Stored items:
★ ★ ★ ★

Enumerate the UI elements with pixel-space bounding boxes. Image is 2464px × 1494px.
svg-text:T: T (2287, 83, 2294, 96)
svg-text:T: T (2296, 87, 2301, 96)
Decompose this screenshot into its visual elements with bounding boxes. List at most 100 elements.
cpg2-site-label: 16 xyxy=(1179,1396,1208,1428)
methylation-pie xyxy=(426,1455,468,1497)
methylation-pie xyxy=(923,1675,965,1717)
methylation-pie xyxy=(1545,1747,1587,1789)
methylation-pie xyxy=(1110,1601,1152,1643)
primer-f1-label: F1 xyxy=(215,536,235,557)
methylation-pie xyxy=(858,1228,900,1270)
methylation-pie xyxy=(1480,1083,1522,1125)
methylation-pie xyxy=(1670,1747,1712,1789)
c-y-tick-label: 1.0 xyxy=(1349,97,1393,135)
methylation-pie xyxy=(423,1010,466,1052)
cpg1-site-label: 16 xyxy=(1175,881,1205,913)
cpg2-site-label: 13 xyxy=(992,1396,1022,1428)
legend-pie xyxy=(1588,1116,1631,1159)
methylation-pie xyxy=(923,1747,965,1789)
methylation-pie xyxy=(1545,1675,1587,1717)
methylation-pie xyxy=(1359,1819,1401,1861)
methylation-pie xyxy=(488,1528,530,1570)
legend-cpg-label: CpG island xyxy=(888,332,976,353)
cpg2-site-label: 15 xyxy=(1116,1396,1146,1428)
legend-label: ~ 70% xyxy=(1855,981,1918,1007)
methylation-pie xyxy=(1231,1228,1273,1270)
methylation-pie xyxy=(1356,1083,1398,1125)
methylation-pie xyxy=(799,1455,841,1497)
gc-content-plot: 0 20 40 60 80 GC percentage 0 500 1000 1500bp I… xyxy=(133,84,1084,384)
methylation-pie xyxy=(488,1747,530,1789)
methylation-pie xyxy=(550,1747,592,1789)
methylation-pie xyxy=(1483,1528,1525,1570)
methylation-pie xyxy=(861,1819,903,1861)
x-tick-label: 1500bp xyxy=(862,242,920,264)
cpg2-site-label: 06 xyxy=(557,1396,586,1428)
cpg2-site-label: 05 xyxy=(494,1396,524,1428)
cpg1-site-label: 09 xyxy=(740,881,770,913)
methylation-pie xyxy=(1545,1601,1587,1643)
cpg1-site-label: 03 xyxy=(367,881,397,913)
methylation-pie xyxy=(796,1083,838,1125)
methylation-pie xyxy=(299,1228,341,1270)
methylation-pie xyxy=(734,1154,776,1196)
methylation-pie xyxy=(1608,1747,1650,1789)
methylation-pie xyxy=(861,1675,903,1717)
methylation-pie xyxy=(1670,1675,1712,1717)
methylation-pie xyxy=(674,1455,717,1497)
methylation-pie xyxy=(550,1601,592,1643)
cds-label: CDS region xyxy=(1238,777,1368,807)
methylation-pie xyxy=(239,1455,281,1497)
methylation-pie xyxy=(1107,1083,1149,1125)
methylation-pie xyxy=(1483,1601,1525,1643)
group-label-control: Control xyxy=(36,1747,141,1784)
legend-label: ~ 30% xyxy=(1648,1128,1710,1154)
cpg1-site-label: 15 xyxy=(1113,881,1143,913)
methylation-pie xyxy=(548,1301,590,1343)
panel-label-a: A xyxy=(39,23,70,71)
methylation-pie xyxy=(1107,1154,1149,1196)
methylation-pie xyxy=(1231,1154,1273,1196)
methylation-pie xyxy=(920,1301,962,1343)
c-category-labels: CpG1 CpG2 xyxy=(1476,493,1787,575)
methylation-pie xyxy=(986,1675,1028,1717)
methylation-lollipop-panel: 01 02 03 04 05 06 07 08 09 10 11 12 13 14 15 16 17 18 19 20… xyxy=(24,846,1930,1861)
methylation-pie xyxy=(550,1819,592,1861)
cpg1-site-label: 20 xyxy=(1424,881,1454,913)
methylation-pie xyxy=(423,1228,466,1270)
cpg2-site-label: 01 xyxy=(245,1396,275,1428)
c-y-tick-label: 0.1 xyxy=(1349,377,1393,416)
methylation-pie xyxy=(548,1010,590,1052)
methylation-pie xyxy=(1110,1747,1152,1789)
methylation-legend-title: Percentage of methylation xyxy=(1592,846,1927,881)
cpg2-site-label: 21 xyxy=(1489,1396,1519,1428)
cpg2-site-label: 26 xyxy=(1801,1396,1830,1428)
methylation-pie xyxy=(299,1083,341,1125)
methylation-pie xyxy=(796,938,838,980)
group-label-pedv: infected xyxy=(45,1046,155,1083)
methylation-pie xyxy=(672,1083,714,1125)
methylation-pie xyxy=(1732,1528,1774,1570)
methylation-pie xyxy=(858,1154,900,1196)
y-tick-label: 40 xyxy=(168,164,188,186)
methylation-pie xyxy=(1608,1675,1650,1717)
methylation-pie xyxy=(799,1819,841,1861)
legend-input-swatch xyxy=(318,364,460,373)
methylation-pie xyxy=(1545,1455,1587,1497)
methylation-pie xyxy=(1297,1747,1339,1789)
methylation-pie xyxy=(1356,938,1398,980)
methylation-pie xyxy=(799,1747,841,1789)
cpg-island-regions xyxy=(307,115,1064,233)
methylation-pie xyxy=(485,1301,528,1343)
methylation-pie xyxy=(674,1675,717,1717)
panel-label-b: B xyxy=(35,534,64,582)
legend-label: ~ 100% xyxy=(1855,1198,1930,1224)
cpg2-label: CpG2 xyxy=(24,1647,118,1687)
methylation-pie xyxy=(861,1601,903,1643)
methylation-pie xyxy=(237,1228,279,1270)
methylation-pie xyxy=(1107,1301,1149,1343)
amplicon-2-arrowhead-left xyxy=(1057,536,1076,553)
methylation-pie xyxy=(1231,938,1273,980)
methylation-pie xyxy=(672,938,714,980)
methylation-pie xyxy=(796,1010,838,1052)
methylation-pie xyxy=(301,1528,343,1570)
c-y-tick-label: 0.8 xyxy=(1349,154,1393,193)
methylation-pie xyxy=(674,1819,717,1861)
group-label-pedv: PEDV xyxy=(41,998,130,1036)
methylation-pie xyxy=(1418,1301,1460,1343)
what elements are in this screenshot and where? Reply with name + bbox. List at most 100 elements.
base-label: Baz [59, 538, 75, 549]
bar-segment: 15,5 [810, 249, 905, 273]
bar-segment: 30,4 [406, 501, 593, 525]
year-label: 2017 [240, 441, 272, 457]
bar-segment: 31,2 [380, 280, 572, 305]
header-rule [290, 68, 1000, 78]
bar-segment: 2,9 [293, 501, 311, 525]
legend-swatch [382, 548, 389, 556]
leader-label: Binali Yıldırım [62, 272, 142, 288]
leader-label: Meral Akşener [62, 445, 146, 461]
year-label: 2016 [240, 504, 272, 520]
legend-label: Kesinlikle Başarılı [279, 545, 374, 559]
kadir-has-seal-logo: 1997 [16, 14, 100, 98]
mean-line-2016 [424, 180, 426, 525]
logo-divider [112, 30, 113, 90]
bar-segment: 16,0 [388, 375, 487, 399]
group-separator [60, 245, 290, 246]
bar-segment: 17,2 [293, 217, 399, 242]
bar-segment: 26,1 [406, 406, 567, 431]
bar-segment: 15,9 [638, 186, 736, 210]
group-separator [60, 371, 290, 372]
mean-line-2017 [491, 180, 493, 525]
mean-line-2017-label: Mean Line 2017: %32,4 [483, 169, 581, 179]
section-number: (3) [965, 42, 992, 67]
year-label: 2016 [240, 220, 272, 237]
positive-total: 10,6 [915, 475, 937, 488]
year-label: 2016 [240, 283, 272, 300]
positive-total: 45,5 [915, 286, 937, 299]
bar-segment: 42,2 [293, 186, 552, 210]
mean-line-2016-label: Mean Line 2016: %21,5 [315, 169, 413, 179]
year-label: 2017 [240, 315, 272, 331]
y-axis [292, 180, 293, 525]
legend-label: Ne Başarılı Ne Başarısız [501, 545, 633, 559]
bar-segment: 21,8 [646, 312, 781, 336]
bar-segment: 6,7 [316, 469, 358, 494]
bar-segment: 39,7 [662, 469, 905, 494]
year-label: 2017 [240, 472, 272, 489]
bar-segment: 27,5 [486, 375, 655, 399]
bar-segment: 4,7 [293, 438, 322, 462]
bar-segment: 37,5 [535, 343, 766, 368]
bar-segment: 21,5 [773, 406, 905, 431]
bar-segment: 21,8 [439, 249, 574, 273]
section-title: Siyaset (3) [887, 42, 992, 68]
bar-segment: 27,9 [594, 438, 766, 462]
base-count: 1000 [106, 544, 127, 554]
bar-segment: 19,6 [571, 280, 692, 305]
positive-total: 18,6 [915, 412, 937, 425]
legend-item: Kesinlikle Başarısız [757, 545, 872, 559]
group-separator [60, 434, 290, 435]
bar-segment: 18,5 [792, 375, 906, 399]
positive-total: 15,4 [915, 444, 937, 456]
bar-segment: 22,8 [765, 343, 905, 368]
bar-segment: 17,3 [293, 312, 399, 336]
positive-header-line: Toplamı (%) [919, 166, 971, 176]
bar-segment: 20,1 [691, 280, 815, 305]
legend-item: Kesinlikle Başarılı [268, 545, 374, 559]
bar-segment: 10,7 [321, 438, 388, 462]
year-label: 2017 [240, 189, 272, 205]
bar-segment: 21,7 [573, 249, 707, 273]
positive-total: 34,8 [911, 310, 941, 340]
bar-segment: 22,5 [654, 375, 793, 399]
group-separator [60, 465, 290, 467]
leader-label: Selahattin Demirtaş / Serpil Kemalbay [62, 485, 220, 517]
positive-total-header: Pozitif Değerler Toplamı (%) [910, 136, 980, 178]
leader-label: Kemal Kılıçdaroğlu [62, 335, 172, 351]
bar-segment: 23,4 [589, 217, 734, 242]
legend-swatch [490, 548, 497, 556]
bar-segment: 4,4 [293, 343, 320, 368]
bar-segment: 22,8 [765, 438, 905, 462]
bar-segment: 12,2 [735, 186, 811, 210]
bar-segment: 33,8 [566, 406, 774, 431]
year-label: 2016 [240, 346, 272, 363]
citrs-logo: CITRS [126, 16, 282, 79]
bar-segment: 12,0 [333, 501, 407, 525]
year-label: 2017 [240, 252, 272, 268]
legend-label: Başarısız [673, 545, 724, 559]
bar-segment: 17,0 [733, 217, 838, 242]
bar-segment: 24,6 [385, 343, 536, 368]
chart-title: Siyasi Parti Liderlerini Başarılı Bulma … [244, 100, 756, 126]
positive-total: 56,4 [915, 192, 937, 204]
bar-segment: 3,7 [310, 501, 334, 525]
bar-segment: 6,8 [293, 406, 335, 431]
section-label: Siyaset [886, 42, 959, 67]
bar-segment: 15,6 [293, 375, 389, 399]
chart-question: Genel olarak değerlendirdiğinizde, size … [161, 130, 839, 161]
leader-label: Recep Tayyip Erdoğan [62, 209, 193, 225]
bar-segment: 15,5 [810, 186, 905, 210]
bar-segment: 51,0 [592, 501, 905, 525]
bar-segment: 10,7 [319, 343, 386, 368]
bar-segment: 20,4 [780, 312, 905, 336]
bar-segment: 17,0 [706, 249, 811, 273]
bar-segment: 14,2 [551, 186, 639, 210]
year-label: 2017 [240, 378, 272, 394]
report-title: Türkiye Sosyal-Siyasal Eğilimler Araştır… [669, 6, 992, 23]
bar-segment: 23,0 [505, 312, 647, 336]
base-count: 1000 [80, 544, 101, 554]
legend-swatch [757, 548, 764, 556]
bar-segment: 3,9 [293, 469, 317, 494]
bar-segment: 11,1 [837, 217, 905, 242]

★ ★ ★ ★

The problem: Output the entries from the first line of the stored items through the line containing "methylation-pie xyxy=(488,1528,530,1570)" as a Markdown table, skipping any blank lines. Use two columns: "No." for the row number and "Line" for the text of each line.

Solution to this exercise:
| No. | Line |
|---|---|
| 1 | Enumerate the UI elements with pixel-space bounding boxes. Image is 2464px × 1494px. |
| 2 | svg-text:T: T (2287, 83, 2294, 96) |
| 3 | svg-text:T: T (2296, 87, 2301, 96) |
| 4 | Decompose this screenshot into its visual elements with bounding boxes. List at most 100 elements. |
| 5 | cpg2-site-label: 16 xyxy=(1179,1396,1208,1428) |
| 6 | methylation-pie xyxy=(426,1455,468,1497) |
| 7 | methylation-pie xyxy=(923,1675,965,1717) |
| 8 | methylation-pie xyxy=(1545,1747,1587,1789) |
| 9 | methylation-pie xyxy=(1110,1601,1152,1643) |
| 10 | primer-f1-label: F1 xyxy=(215,536,235,557) |
| 11 | methylation-pie xyxy=(858,1228,900,1270) |
| 12 | methylation-pie xyxy=(1480,1083,1522,1125) |
| 13 | methylation-pie xyxy=(1670,1747,1712,1789) |
| 14 | c-y-tick-label: 1.0 xyxy=(1349,97,1393,135) |
| 15 | methylation-pie xyxy=(423,1010,466,1052) |
| 16 | cpg1-site-label: 16 xyxy=(1175,881,1205,913) |
| 17 | cpg2-site-label: 13 xyxy=(992,1396,1022,1428) |
| 18 | legend-pie xyxy=(1588,1116,1631,1159) |
| 19 | methylation-pie xyxy=(923,1747,965,1789) |
| 20 | methylation-pie xyxy=(1545,1675,1587,1717) |
| 21 | methylation-pie xyxy=(1359,1819,1401,1861) |
| 22 | methylation-pie xyxy=(488,1528,530,1570) |